• [Given problem]
Write out each line that follows exactly as it stands, without the pictures.

• [Data extracted from a collection]

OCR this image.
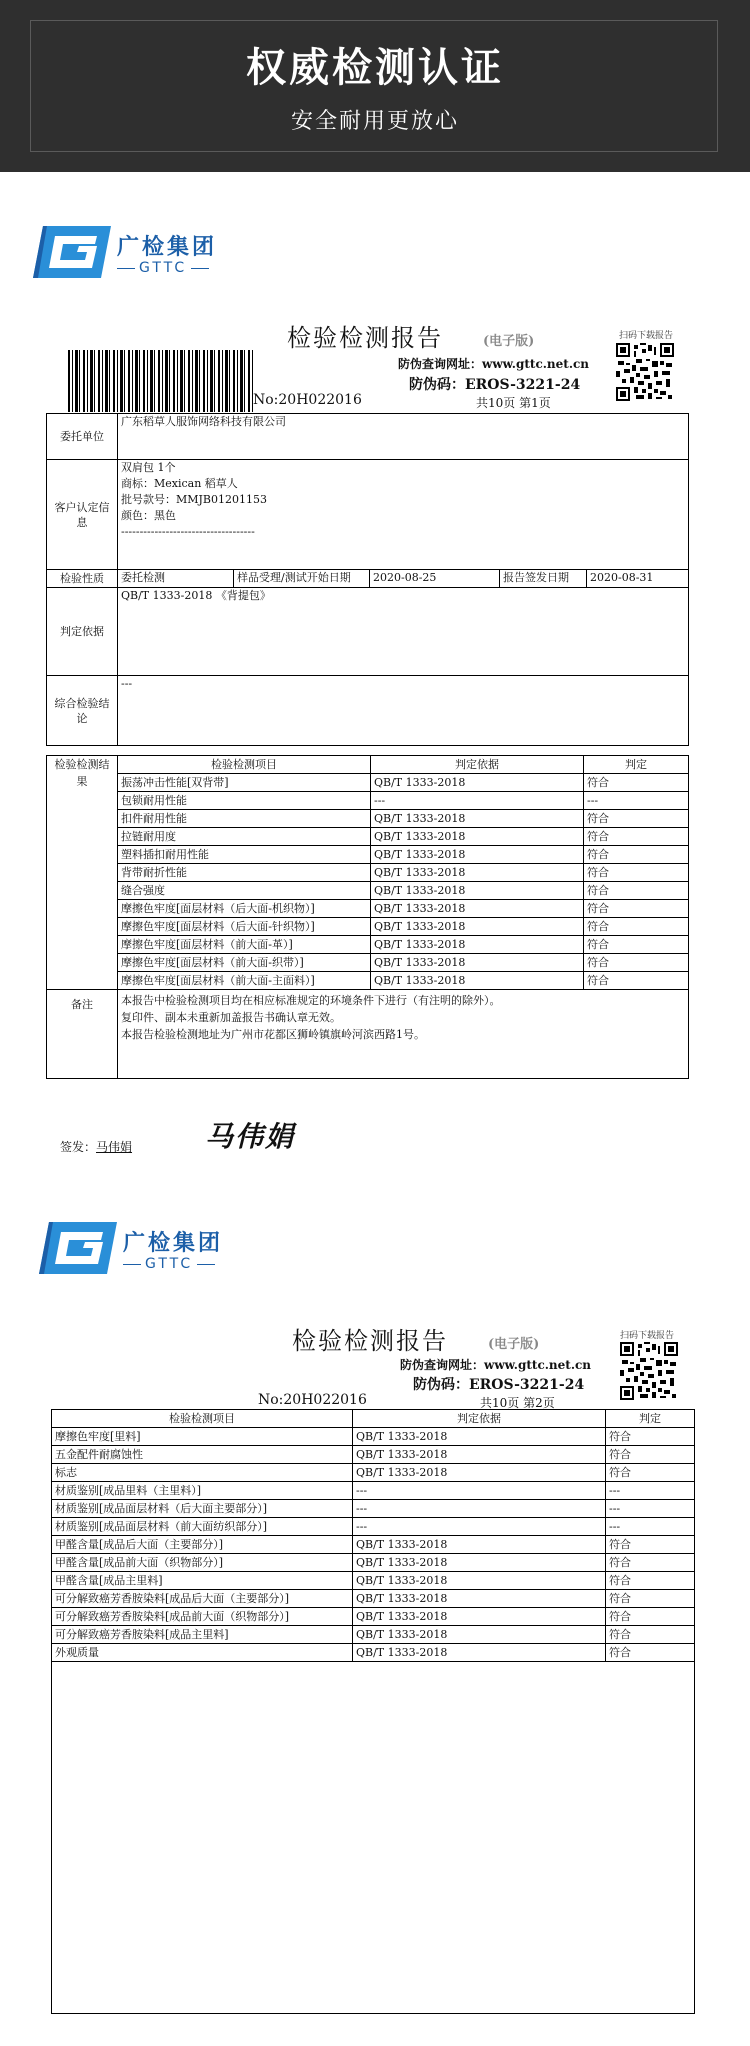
权威检测认证
安全耐用更放心
广检集团
GTTC
检验检测报告	(电子版)	扫码下载报告
防伪查询网址：www.gttc.net.cn
防伪码：EROS-3221-24
共10页 第1页
No:20H022016
委托单位	广东稻草人服饰网络科技有限公司				
客户认定信息	双肩包 1个
商标：Mexican 稻草人
批号款号：MMJB01201153
颜色：黑色
------------------------------------				

检验性质	委托检测	样品受理/测试开始日期	2020-08-25	报告签发日期	2020-08-31
判定依据	QB/T 1333-2018 《背提包》				
综合检验结论	---				
检验检测结果	检验检测项目	判定依据	判定
	振荡冲击性能[双背带]	QB/T 1333-2018	符合
	包锁耐用性能	---	---
	扣件耐用性能	QB/T 1333-2018	符合
	拉链耐用度	QB/T 1333-2018	符合
	塑料插扣耐用性能	QB/T 1333-2018	符合
	背带耐折性能	QB/T 1333-2018	符合
	缝合强度	QB/T 1333-2018	符合
	摩擦色牢度[面层材料（后大面-机织物）]	QB/T 1333-2018	符合
	摩擦色牢度[面层材料（后大面-针织物）]	QB/T 1333-2018	符合
	摩擦色牢度[面层材料（前大面-革）]	QB/T 1333-2018	符合
	摩擦色牢度[面层材料（前大面-织带）]	QB/T 1333-2018	符合
	摩擦色牢度[面层材料（前大面-主面料）]	QB/T 1333-2018	符合
备注	本报告中检验检测项目均在相应标准规定的环境条件下进行（有注明的除外）。
复印件、副本未重新加盖报告书确认章无效。
本报告检验检测地址为广州市花都区狮岭镇旗岭河滨西路1号。		
签发：马伟娟	马伟娟
广检集团
GTTC
检验检测报告	(电子版)
扫码下载报告
防伪查询网址：www.gttc.net.cn
防伪码：EROS-3221-24
共10页 第2页
No:20H022016
检验检测项目	判定依据	判定
摩擦色牢度[里料]	QB/T 1333-2018	符合
五金配件耐腐蚀性	QB/T 1333-2018	符合
标志	QB/T 1333-2018	符合
材质鉴别[成品里料（主里料）]	---	---
材质鉴别[成品面层材料（后大面主要部分）]	---	---
材质鉴别[成品面层材料（前大面纺织部分）]	---	---
甲醛含量[成品后大面（主要部分）]	QB/T 1333-2018	符合
甲醛含量[成品前大面（织物部分）]	QB/T 1333-2018	符合
甲醛含量[成品主里料]	QB/T 1333-2018	符合
可分解致癌芳香胺染料[成品后大面（主要部分）]	QB/T 1333-2018	符合
可分解致癌芳香胺染料[成品前大面（织物部分）]	QB/T 1333-2018	符合
可分解致癌芳香胺染料[成品主里料]	QB/T 1333-2018	符合
外观质量	QB/T 1333-2018	符合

• [Result for this exercise]
OCR this image.
权威检测认证
安全耐用更放心
广检集团
GTTC
检验检测报告	(电子版)	扫码下载报告
防伪查询网址：www.gttc.net.cn
防伪码：EROS-3221-24
共10页 第1页
No:20H022016
委托单位	广东稻草人服饰网络科技有限公司				
客户认定信息	双肩包 1个
商标：Mexican 稻草人
批号款号：MMJB01201153
颜色：黑色
------------------------------------				

检验性质	委托检测	样品受理/测试开始日期	2020-08-25	报告签发日期	2020-08-31
判定依据	QB/T 1333-2018 《背提包》				
综合检验结论	---				
检验检测结果	检验检测项目	判定依据	判定
	振荡冲击性能[双背带]	QB/T 1333-2018	符合
	包锁耐用性能	---	---
	扣件耐用性能	QB/T 1333-2018	符合
	拉链耐用度	QB/T 1333-2018	符合
	塑料插扣耐用性能	QB/T 1333-2018	符合
	背带耐折性能	QB/T 1333-2018	符合
	缝合强度	QB/T 1333-2018	符合
	摩擦色牢度[面层材料（后大面-机织物）]	QB/T 1333-2018	符合
	摩擦色牢度[面层材料（后大面-针织物）]	QB/T 1333-2018	符合
	摩擦色牢度[面层材料（前大面-革）]	QB/T 1333-2018	符合
	摩擦色牢度[面层材料（前大面-织带）]	QB/T 1333-2018	符合
	摩擦色牢度[面层材料（前大面-主面料）]	QB/T 1333-2018	符合
备注	本报告中检验检测项目均在相应标准规定的环境条件下进行（有注明的除外）。
复印件、副本未重新加盖报告书确认章无效。
本报告检验检测地址为广州市花都区狮岭镇旗岭河滨西路1号。		
签发：马伟娟	马伟娟
广检集团
GTTC
检验检测报告	(电子版)
扫码下载报告
防伪查询网址：www.gttc.net.cn
防伪码：EROS-3221-24
共10页 第2页
No:20H022016
检验检测项目	判定依据	判定
摩擦色牢度[里料]	QB/T 1333-2018	符合
五金配件耐腐蚀性	QB/T 1333-2018	符合
标志	QB/T 1333-2018	符合
材质鉴别[成品里料（主里料）]	---	---
材质鉴别[成品面层材料（后大面主要部分）]	---	---
材质鉴别[成品面层材料（前大面纺织部分）]	---	---
甲醛含量[成品后大面（主要部分）]	QB/T 1333-2018	符合
甲醛含量[成品前大面（织物部分）]	QB/T 1333-2018	符合
甲醛含量[成品主里料]	QB/T 1333-2018	符合
可分解致癌芳香胺染料[成品后大面（主要部分）]	QB/T 1333-2018	符合
可分解致癌芳香胺染料[成品前大面（织物部分）]	QB/T 1333-2018	符合
可分解致癌芳香胺染料[成品主里料]	QB/T 1333-2018	符合
外观质量	QB/T 1333-2018	符合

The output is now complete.